### PROBLEM DETAILS
Check each line of the listing, and copy it if it contains the word "JSON".

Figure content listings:
○ ○ ○

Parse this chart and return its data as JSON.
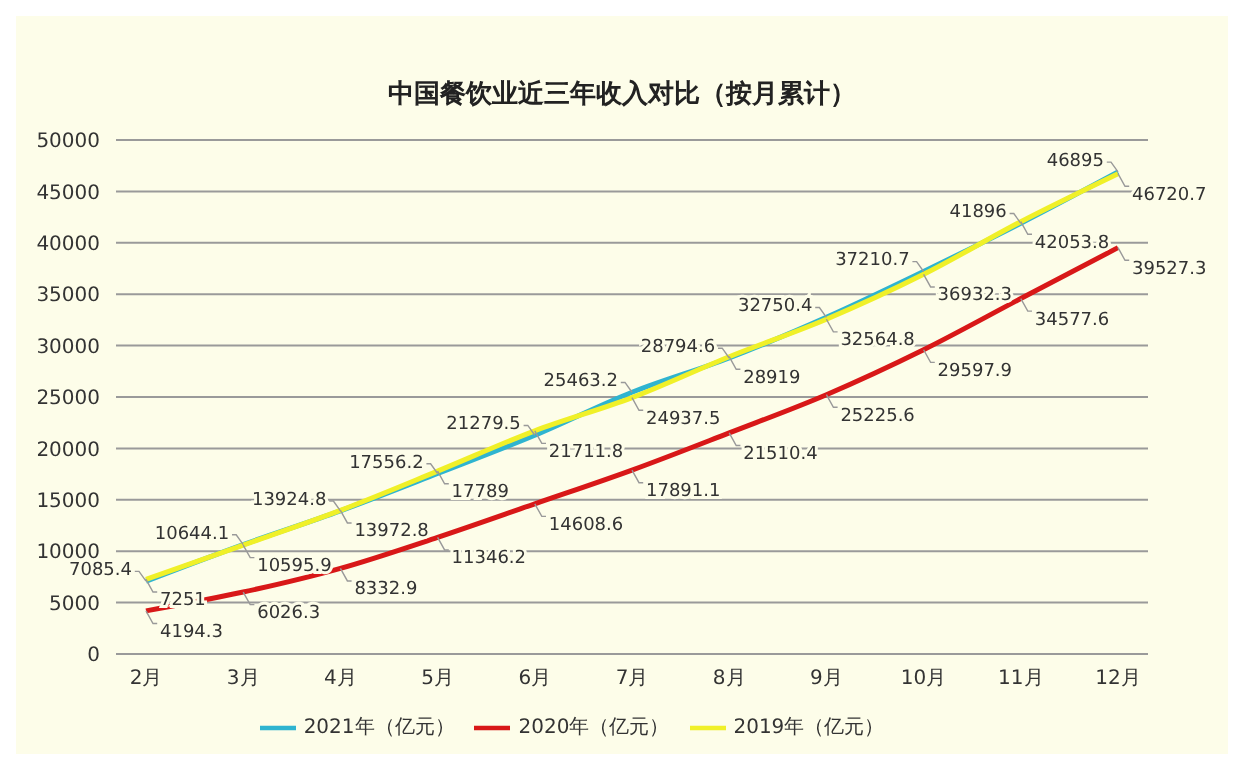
{
  "chart_data": {
    "type": "line",
    "title": "中国餐饮业近三年收入对比（按月累计）",
    "categories": [
      "2月",
      "3月",
      "4月",
      "5月",
      "6月",
      "7月",
      "8月",
      "9月",
      "10月",
      "11月",
      "12月"
    ],
    "series": [
      {
        "name": "2021年（亿元）",
        "color": "#2fb4d0",
        "values": [
          7085.4,
          10644.1,
          13924.8,
          17556.2,
          21279.5,
          25463.2,
          28794.6,
          32750.4,
          37210.7,
          41896,
          46895
        ]
      },
      {
        "name": "2020年（亿元）",
        "color": "#d81818",
        "values": [
          4194.3,
          6026.3,
          8332.9,
          11346.2,
          14608.6,
          17891.1,
          21510.4,
          25225.6,
          29597.9,
          34577.6,
          39527.3
        ]
      },
      {
        "name": "2019年（亿元）",
        "color": "#f0f028",
        "values": [
          7251,
          10595.9,
          13972.8,
          17789,
          21711.8,
          24937.5,
          28919,
          32564.8,
          36932.3,
          42053.8,
          46720.7
        ]
      }
    ],
    "ylim": [
      0,
      50000
    ],
    "yticks": [
      0,
      5000,
      10000,
      15000,
      20000,
      25000,
      30000,
      35000,
      40000,
      45000,
      50000
    ],
    "grid": "y",
    "legend": "bottom",
    "marker": "none",
    "line_style": "solid",
    "data_labels": true
  }
}
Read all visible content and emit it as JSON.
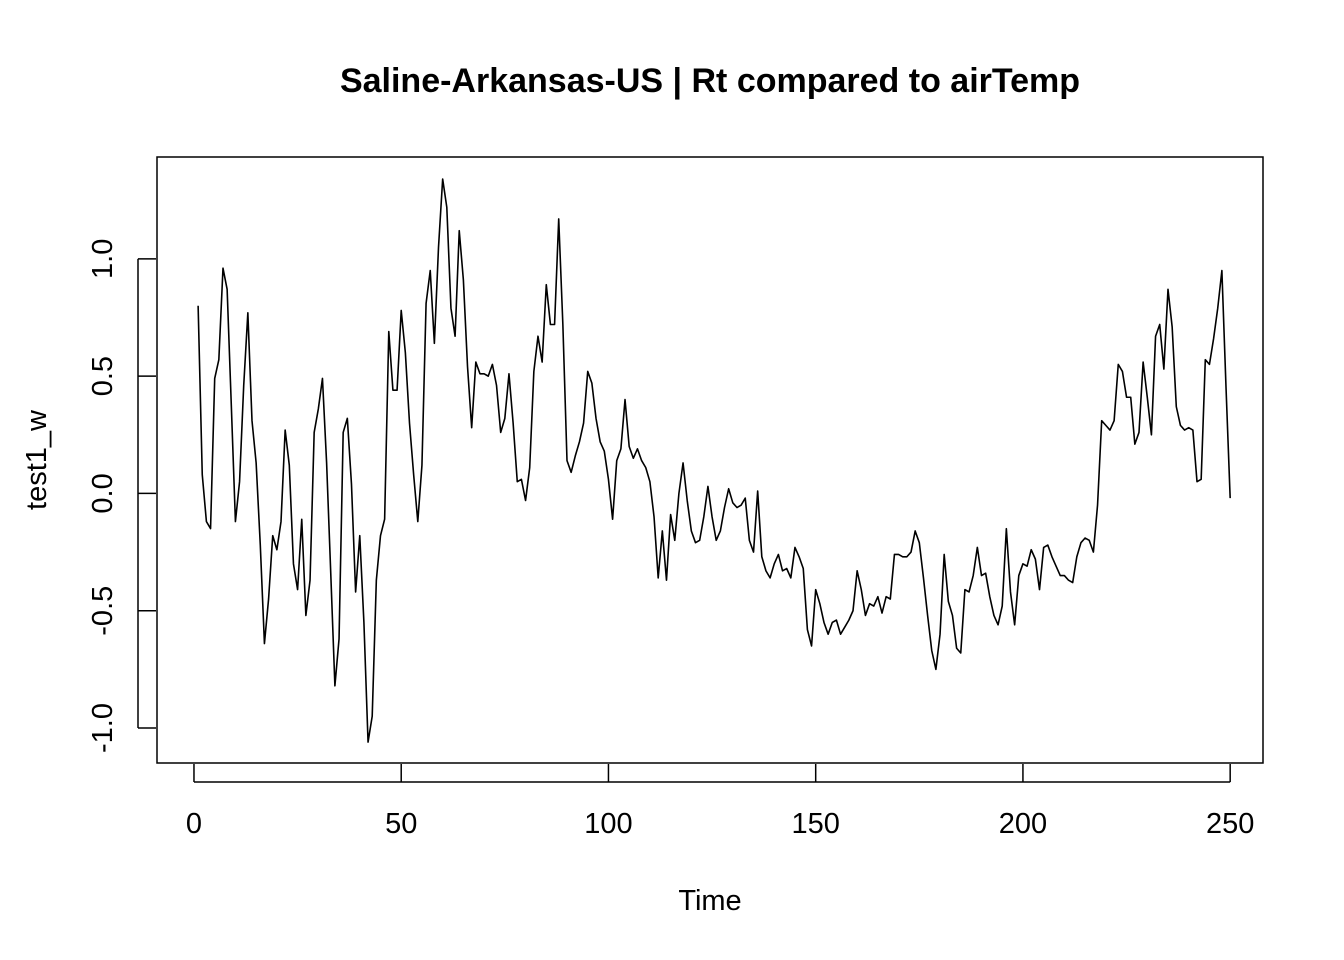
{
  "chart_data": {
    "type": "line",
    "title": "Saline-Arkansas-US | Rt compared to airTemp",
    "xlabel": "Time",
    "ylabel": "test1_w",
    "xlim": [
      -8.92,
      257.92
    ],
    "ylim": [
      -1.149,
      1.434
    ],
    "xticks": [
      0,
      50,
      100,
      150,
      200,
      250
    ],
    "yticks": [
      -1.0,
      -0.5,
      0.0,
      0.5,
      1.0
    ],
    "xtick_labels": [
      "0",
      "50",
      "100",
      "150",
      "200",
      "250"
    ],
    "ytick_labels": [
      "-1.0",
      "-0.5",
      "0.0",
      "0.5",
      "1.0"
    ],
    "grid": false,
    "legend": "none",
    "line_color": "#000000",
    "series": [
      {
        "x_start": 1,
        "values": [
          0.8,
          0.08,
          -0.12,
          -0.15,
          0.49,
          0.57,
          0.96,
          0.87,
          0.38,
          -0.12,
          0.05,
          0.46,
          0.77,
          0.31,
          0.13,
          -0.22,
          -0.64,
          -0.45,
          -0.18,
          -0.24,
          -0.12,
          0.27,
          0.12,
          -0.3,
          -0.41,
          -0.11,
          -0.52,
          -0.37,
          0.26,
          0.36,
          0.49,
          0.13,
          -0.34,
          -0.82,
          -0.62,
          0.26,
          0.32,
          0.04,
          -0.42,
          -0.18,
          -0.55,
          -1.06,
          -0.95,
          -0.37,
          -0.18,
          -0.11,
          0.69,
          0.44,
          0.44,
          0.78,
          0.6,
          0.3,
          0.08,
          -0.12,
          0.12,
          0.81,
          0.95,
          0.64,
          1.05,
          1.34,
          1.22,
          0.79,
          0.67,
          1.12,
          0.91,
          0.54,
          0.28,
          0.56,
          0.51,
          0.51,
          0.5,
          0.55,
          0.46,
          0.26,
          0.32,
          0.51,
          0.3,
          0.05,
          0.06,
          -0.03,
          0.11,
          0.52,
          0.67,
          0.56,
          0.89,
          0.72,
          0.72,
          1.17,
          0.72,
          0.14,
          0.09,
          0.16,
          0.22,
          0.3,
          0.52,
          0.47,
          0.32,
          0.22,
          0.18,
          0.06,
          -0.11,
          0.14,
          0.19,
          0.4,
          0.2,
          0.15,
          0.19,
          0.14,
          0.11,
          0.05,
          -0.1,
          -0.36,
          -0.16,
          -0.37,
          -0.09,
          -0.2,
          0.0,
          0.13,
          -0.03,
          -0.16,
          -0.21,
          -0.2,
          -0.1,
          0.03,
          -0.1,
          -0.2,
          -0.16,
          -0.06,
          0.02,
          -0.04,
          -0.06,
          -0.05,
          -0.02,
          -0.2,
          -0.25,
          0.01,
          -0.27,
          -0.33,
          -0.36,
          -0.3,
          -0.26,
          -0.33,
          -0.32,
          -0.36,
          -0.23,
          -0.27,
          -0.32,
          -0.58,
          -0.65,
          -0.41,
          -0.47,
          -0.55,
          -0.6,
          -0.55,
          -0.54,
          -0.6,
          -0.57,
          -0.54,
          -0.5,
          -0.33,
          -0.41,
          -0.52,
          -0.47,
          -0.48,
          -0.44,
          -0.51,
          -0.44,
          -0.45,
          -0.26,
          -0.26,
          -0.27,
          -0.27,
          -0.25,
          -0.16,
          -0.21,
          -0.36,
          -0.52,
          -0.67,
          -0.75,
          -0.6,
          -0.26,
          -0.46,
          -0.52,
          -0.66,
          -0.68,
          -0.41,
          -0.42,
          -0.35,
          -0.23,
          -0.35,
          -0.34,
          -0.44,
          -0.52,
          -0.56,
          -0.48,
          -0.15,
          -0.42,
          -0.56,
          -0.35,
          -0.3,
          -0.31,
          -0.24,
          -0.28,
          -0.41,
          -0.23,
          -0.22,
          -0.27,
          -0.31,
          -0.35,
          -0.35,
          -0.37,
          -0.38,
          -0.27,
          -0.21,
          -0.19,
          -0.2,
          -0.25,
          -0.05,
          0.31,
          0.29,
          0.27,
          0.31,
          0.55,
          0.52,
          0.41,
          0.41,
          0.21,
          0.26,
          0.56,
          0.41,
          0.25,
          0.67,
          0.72,
          0.53,
          0.87,
          0.71,
          0.37,
          0.29,
          0.27,
          0.28,
          0.27,
          0.05,
          0.06,
          0.57,
          0.55,
          0.66,
          0.79,
          0.95,
          0.45,
          -0.02
        ]
      }
    ]
  }
}
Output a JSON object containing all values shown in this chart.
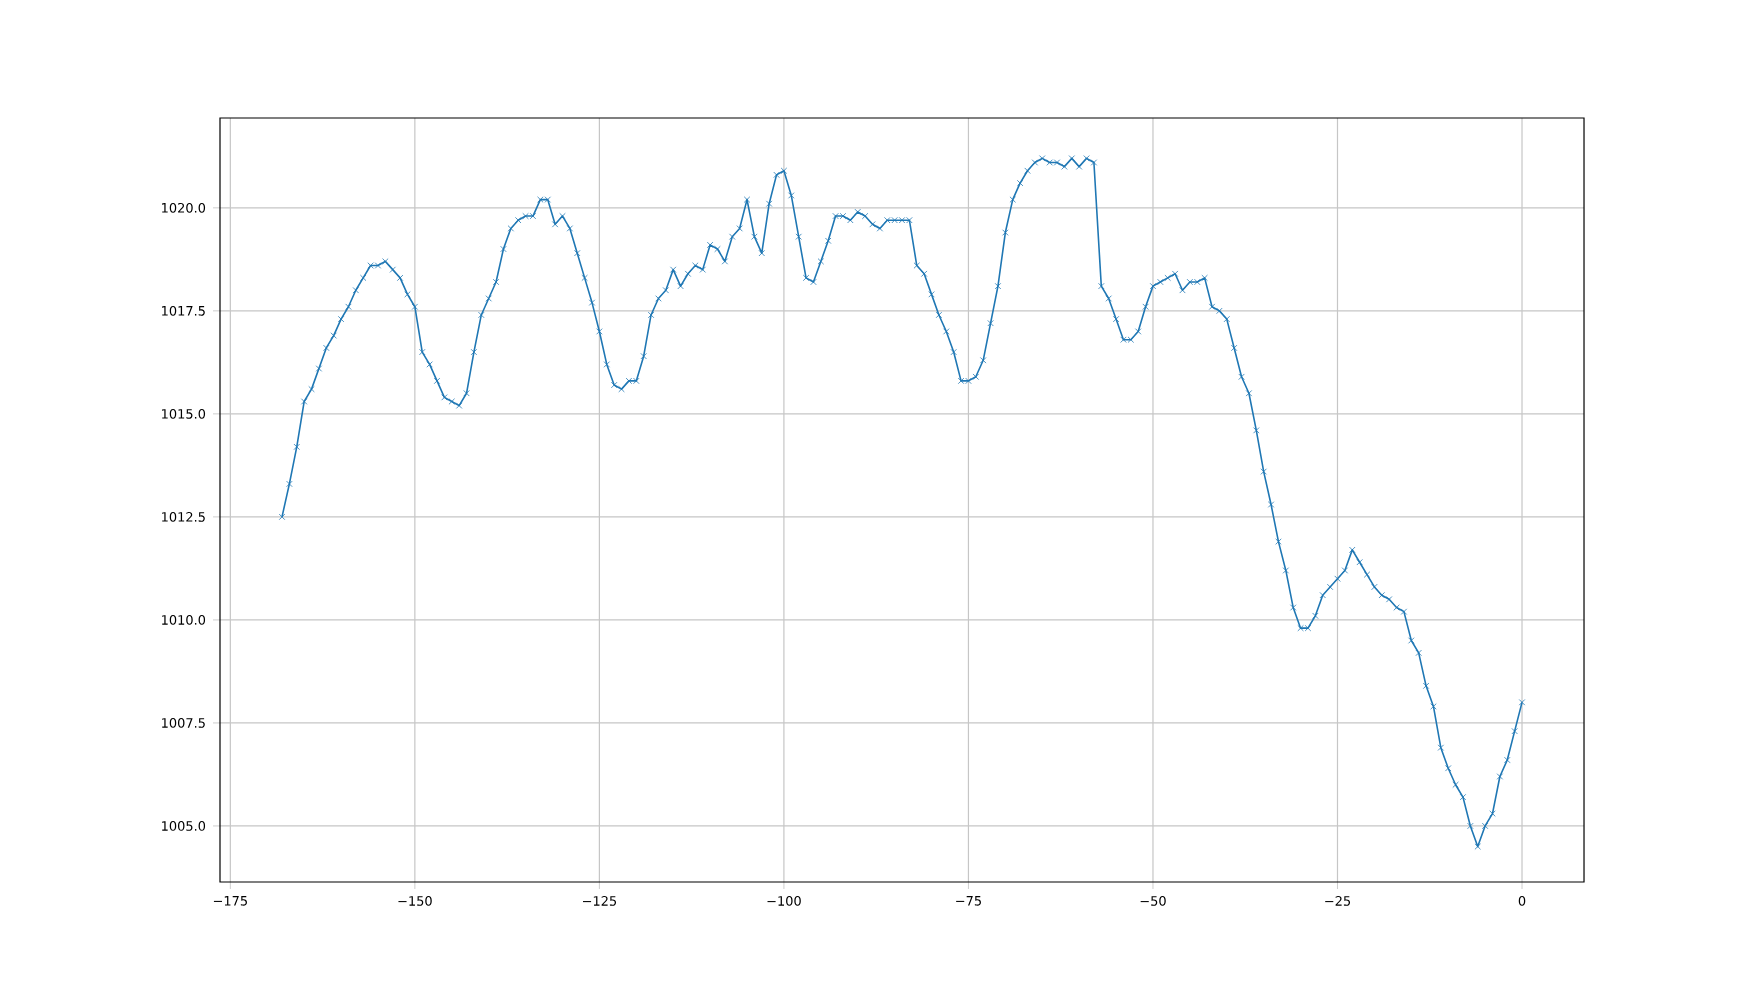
{
  "chart_data": {
    "type": "line",
    "marker": "cross",
    "line_style": "solid",
    "grid": true,
    "xlim": [
      -176.4,
      8.4
    ],
    "ylim": [
      1003.64,
      1022.18
    ],
    "xticks": [
      {
        "value": -175,
        "label": "−175"
      },
      {
        "value": -150,
        "label": "−150"
      },
      {
        "value": -125,
        "label": "−125"
      },
      {
        "value": -100,
        "label": "−100"
      },
      {
        "value": -75,
        "label": "−75"
      },
      {
        "value": -50,
        "label": "−50"
      },
      {
        "value": -25,
        "label": "−25"
      },
      0
    ],
    "yticks": [
      {
        "value": 1005,
        "label": "1005.0"
      },
      {
        "value": 1007.5,
        "label": "1007.5"
      },
      {
        "value": 1010,
        "label": "1010.0"
      },
      {
        "value": 1012.5,
        "label": "1012.5"
      },
      {
        "value": 1015,
        "label": "1015.0"
      },
      {
        "value": 1017.5,
        "label": "1017.5"
      },
      {
        "value": 1020,
        "label": "1020.0"
      }
    ],
    "x": [
      -168,
      -167,
      -166,
      -165,
      -164,
      -163,
      -162,
      -161,
      -160,
      -159,
      -158,
      -157,
      -156,
      -155,
      -154,
      -153,
      -152,
      -151,
      -150,
      -149,
      -148,
      -147,
      -146,
      -145,
      -144,
      -143,
      -142,
      -141,
      -140,
      -139,
      -138,
      -137,
      -136,
      -135,
      -134,
      -133,
      -132,
      -131,
      -130,
      -129,
      -128,
      -127,
      -126,
      -125,
      -124,
      -123,
      -122,
      -121,
      -120,
      -119,
      -118,
      -117,
      -116,
      -115,
      -114,
      -113,
      -112,
      -111,
      -110,
      -109,
      -108,
      -107,
      -106,
      -105,
      -104,
      -103,
      -102,
      -101,
      -100,
      -99,
      -98,
      -97,
      -96,
      -95,
      -94,
      -93,
      -92,
      -91,
      -90,
      -89,
      -88,
      -87,
      -86,
      -85,
      -84,
      -83,
      -82,
      -81,
      -80,
      -79,
      -78,
      -77,
      -76,
      -75,
      -74,
      -73,
      -72,
      -71,
      -70,
      -69,
      -68,
      -67,
      -66,
      -65,
      -64,
      -63,
      -62,
      -61,
      -60,
      -59,
      -58,
      -57,
      -56,
      -55,
      -54,
      -53,
      -52,
      -51,
      -50,
      -49,
      -48,
      -47,
      -46,
      -45,
      -44,
      -43,
      -42,
      -41,
      -40,
      -39,
      -38,
      -37,
      -36,
      -35,
      -34,
      -33,
      -32,
      -31,
      -30,
      -29,
      -28,
      -27,
      -26,
      -25,
      -24,
      -23,
      -22,
      -21,
      -20,
      -19,
      -18,
      -17,
      -16,
      -15,
      -14,
      -13,
      -12,
      -11,
      -10,
      -9,
      -8,
      -7,
      -6,
      -5,
      -4,
      -3,
      -2,
      -1,
      0
    ],
    "series": [
      {
        "color": "#1f77b4",
        "values": [
          1012.5,
          1013.3,
          1014.2,
          1015.3,
          1015.6,
          1016.1,
          1016.6,
          1016.9,
          1017.3,
          1017.6,
          1018.0,
          1018.3,
          1018.6,
          1018.6,
          1018.7,
          1018.5,
          1018.3,
          1017.9,
          1017.6,
          1016.5,
          1016.2,
          1015.8,
          1015.4,
          1015.3,
          1015.2,
          1015.5,
          1016.5,
          1017.4,
          1017.8,
          1018.2,
          1019.0,
          1019.5,
          1019.7,
          1019.8,
          1019.8,
          1020.2,
          1020.2,
          1019.6,
          1019.8,
          1019.5,
          1018.9,
          1018.3,
          1017.7,
          1017.0,
          1016.2,
          1015.7,
          1015.6,
          1015.8,
          1015.8,
          1016.4,
          1017.4,
          1017.8,
          1018.0,
          1018.5,
          1018.1,
          1018.4,
          1018.6,
          1018.5,
          1019.1,
          1019.0,
          1018.7,
          1019.3,
          1019.5,
          1020.2,
          1019.3,
          1018.9,
          1020.1,
          1020.8,
          1020.9,
          1020.3,
          1019.3,
          1018.3,
          1018.2,
          1018.7,
          1019.2,
          1019.8,
          1019.8,
          1019.7,
          1019.9,
          1019.8,
          1019.6,
          1019.5,
          1019.7,
          1019.7,
          1019.7,
          1019.7,
          1018.6,
          1018.4,
          1017.9,
          1017.4,
          1017.0,
          1016.5,
          1015.8,
          1015.8,
          1015.9,
          1016.3,
          1017.2,
          1018.1,
          1019.4,
          1020.2,
          1020.6,
          1020.9,
          1021.1,
          1021.2,
          1021.1,
          1021.1,
          1021.0,
          1021.2,
          1021.0,
          1021.2,
          1021.1,
          1018.1,
          1017.8,
          1017.3,
          1016.8,
          1016.8,
          1017.0,
          1017.6,
          1018.1,
          1018.2,
          1018.3,
          1018.4,
          1018.0,
          1018.2,
          1018.2,
          1018.3,
          1017.6,
          1017.5,
          1017.3,
          1016.6,
          1015.9,
          1015.5,
          1014.6,
          1013.6,
          1012.8,
          1011.9,
          1011.2,
          1010.3,
          1009.8,
          1009.8,
          1010.1,
          1010.6,
          1010.8,
          1011.0,
          1011.2,
          1011.7,
          1011.4,
          1011.1,
          1010.8,
          1010.6,
          1010.5,
          1010.3,
          1010.2,
          1009.5,
          1009.2,
          1008.4,
          1007.9,
          1006.9,
          1006.4,
          1006.0,
          1005.7,
          1005.0,
          1004.5,
          1005.0,
          1005.3,
          1006.2,
          1006.6,
          1007.3,
          1008.0
        ]
      }
    ]
  }
}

○ ○ ○

### TASK RESULT
Parse this chart and return its data as JSON.
Read all visible content and emit it as JSON.
Output a JSON object containing all values shown in this chart.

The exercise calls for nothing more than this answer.